Stated problem:
Scan the data below and pick out the lines containing the word "JSON".

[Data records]
****
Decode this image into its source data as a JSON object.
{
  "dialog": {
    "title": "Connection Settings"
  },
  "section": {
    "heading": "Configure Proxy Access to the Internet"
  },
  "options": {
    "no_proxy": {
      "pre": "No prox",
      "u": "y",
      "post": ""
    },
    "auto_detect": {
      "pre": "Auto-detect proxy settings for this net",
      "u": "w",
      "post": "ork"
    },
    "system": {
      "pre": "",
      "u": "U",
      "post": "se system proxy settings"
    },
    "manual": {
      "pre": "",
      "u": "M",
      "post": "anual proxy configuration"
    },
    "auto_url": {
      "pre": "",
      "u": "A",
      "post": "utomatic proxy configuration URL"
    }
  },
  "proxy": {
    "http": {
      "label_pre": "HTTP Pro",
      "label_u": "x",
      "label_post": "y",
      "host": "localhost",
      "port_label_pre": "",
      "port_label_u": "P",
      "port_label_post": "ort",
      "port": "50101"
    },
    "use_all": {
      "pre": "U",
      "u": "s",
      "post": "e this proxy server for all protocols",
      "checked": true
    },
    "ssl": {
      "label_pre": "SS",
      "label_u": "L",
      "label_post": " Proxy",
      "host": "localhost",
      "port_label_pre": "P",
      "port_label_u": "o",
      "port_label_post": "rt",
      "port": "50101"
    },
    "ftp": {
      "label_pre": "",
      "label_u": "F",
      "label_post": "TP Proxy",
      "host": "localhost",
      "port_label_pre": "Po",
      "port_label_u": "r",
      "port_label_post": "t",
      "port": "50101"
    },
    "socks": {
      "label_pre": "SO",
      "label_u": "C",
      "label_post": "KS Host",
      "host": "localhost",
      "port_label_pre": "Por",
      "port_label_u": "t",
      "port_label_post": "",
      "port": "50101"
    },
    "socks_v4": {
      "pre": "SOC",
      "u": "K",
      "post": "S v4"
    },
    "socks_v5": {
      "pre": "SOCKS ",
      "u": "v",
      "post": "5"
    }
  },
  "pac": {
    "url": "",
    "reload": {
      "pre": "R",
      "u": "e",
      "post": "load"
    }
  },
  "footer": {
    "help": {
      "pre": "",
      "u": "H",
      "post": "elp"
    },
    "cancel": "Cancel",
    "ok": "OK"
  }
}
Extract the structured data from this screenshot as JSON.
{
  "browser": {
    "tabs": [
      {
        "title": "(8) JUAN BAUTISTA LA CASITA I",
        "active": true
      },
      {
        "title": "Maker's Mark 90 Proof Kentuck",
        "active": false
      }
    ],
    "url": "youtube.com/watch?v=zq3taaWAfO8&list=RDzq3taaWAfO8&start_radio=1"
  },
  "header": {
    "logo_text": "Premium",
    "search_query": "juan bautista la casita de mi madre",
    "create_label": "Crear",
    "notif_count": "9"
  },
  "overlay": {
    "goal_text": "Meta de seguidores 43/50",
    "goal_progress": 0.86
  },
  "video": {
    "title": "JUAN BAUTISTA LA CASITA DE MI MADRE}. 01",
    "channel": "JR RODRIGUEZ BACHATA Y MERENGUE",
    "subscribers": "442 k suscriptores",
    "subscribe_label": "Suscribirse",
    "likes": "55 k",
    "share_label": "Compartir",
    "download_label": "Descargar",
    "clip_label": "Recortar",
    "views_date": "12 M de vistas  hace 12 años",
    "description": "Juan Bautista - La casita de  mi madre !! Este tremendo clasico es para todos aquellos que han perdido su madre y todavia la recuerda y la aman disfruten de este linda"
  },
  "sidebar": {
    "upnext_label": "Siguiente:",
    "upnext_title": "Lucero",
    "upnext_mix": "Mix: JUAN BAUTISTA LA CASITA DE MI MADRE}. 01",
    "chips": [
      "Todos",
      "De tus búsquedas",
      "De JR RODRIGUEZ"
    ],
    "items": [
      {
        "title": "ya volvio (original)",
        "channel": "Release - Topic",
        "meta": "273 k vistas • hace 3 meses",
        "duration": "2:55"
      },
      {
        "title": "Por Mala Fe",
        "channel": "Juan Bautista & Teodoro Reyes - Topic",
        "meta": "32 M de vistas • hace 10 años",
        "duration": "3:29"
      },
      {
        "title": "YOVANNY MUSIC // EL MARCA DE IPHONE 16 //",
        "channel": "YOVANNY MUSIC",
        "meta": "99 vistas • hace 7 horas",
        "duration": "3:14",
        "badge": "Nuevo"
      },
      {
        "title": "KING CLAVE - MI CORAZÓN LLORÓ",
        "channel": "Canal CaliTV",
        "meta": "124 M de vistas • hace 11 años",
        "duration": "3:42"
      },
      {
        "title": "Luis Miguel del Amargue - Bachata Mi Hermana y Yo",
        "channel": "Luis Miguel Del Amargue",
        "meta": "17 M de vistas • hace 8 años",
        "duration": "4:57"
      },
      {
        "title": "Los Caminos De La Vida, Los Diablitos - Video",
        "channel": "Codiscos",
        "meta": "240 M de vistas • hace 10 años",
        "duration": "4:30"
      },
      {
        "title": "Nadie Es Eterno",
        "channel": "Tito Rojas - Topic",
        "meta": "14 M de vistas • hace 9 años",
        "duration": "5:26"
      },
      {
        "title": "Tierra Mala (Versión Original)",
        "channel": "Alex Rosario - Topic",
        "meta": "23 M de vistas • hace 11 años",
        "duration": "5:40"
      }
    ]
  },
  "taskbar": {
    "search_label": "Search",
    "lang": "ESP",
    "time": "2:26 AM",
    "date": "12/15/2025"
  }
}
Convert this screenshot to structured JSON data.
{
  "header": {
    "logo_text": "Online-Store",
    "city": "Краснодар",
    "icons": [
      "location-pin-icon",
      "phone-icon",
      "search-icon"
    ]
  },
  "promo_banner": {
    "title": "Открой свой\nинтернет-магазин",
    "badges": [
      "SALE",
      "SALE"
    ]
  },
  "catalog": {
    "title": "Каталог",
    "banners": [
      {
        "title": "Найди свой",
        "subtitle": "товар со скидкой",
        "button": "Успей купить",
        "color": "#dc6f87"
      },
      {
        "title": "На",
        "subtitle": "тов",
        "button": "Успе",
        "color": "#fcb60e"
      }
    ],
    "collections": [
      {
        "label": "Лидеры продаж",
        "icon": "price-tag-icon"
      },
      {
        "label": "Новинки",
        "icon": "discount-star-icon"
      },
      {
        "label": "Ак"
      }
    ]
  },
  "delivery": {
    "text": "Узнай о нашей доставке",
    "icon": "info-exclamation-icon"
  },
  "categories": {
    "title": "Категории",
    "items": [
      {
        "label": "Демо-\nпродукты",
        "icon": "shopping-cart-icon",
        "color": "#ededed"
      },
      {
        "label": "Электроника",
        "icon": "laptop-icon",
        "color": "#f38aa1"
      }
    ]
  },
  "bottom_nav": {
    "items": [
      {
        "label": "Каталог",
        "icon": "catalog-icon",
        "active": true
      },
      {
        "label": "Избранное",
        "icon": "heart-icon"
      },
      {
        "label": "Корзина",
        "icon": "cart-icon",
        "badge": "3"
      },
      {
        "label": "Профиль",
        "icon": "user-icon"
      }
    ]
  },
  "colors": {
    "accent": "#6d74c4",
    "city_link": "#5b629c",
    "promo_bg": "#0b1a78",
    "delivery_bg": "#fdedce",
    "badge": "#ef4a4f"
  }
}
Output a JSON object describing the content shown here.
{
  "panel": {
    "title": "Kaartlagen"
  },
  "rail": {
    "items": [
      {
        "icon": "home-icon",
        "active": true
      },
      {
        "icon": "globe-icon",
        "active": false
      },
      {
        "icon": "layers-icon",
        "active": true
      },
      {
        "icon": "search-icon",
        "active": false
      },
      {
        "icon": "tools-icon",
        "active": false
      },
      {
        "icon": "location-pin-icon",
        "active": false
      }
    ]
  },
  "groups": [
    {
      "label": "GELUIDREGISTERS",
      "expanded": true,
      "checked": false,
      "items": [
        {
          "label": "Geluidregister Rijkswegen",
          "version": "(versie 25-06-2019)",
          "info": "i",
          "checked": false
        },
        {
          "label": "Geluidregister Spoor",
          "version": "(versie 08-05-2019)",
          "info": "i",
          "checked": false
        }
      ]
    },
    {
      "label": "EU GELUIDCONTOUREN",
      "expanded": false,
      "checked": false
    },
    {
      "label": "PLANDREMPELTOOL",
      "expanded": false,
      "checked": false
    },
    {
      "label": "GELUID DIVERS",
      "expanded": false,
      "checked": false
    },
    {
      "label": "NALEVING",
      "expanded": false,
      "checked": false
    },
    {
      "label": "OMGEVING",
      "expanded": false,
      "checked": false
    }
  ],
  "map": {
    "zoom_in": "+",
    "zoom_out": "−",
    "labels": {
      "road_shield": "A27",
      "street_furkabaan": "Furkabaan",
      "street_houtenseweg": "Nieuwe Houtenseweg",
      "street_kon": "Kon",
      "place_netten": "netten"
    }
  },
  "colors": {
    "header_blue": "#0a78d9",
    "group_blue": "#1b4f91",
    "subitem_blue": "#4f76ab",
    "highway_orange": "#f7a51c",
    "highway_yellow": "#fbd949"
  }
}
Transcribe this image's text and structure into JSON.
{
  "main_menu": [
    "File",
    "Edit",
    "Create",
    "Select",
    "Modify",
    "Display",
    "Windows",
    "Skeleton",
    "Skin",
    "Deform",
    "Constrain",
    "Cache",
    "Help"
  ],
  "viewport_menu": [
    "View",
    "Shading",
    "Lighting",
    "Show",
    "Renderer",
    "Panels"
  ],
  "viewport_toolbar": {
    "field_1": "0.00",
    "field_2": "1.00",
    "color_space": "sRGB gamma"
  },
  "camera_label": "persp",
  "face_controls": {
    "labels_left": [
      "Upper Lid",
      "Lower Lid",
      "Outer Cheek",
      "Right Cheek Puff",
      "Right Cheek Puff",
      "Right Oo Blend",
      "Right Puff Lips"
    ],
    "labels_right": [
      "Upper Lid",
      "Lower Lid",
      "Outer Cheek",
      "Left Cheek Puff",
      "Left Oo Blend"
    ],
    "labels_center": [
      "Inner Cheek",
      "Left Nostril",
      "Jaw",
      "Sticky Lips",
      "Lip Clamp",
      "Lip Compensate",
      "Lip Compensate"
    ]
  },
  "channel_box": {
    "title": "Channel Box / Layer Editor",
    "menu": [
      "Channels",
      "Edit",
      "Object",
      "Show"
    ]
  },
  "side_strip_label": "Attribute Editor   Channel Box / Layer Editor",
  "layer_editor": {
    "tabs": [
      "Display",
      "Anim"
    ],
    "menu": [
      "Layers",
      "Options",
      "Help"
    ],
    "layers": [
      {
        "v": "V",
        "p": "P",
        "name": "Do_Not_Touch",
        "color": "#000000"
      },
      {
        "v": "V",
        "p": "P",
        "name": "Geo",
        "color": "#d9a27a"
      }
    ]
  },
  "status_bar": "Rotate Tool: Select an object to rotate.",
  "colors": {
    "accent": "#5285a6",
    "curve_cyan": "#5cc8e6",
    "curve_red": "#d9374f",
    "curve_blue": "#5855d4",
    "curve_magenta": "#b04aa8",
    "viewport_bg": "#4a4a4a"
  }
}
****
Result:
Decode this image into its source data as a JSON object.
Extract the structured data from this screenshot as JSON.
Convert this screenshot to structured JSON data.
Output a JSON object describing the content shown here.
Transcribe this image's text and structure into JSON.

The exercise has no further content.